§ WHAT TO WORK ON: Scan the entries below and extract each line with the word "PSICOLÓGICA" in it.

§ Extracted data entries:
◇ ◇ ◇ ◇ ◇ ◇ ◇
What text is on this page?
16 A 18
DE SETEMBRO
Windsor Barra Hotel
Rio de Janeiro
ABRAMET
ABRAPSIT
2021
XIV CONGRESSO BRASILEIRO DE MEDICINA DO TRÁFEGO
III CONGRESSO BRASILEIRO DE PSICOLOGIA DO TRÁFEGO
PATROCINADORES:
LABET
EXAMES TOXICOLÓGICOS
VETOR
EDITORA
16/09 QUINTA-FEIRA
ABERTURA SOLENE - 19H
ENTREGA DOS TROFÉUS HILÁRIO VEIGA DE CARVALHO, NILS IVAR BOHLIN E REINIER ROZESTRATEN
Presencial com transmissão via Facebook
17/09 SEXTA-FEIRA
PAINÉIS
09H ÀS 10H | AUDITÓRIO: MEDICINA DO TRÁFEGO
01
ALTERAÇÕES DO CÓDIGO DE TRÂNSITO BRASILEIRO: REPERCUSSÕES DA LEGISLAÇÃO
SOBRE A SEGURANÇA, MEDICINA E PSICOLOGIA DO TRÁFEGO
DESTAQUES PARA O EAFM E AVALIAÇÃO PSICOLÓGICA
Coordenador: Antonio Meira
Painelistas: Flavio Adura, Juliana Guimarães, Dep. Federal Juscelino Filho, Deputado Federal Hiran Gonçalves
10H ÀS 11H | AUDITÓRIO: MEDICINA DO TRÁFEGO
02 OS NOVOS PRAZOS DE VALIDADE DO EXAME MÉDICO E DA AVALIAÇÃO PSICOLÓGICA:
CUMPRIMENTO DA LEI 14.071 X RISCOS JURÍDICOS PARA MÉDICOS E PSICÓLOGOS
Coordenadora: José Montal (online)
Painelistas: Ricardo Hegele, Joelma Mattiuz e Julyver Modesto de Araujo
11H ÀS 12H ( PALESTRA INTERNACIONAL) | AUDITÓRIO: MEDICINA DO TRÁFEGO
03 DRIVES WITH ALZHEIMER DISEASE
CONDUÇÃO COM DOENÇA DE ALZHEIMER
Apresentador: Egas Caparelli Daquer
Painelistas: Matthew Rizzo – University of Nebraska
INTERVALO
◇ ◇ ◇ ◇ ◇ ◇ ◇
§ FULL RESPONSE:
DESTAQUES PARA O EAFM E AVALIAÇÃO PSICOLÓGICA
02 OS NOVOS PRAZOS DE VALIDADE DO EXAME MÉDICO E DA AVALIAÇÃO PSICOLÓGICA:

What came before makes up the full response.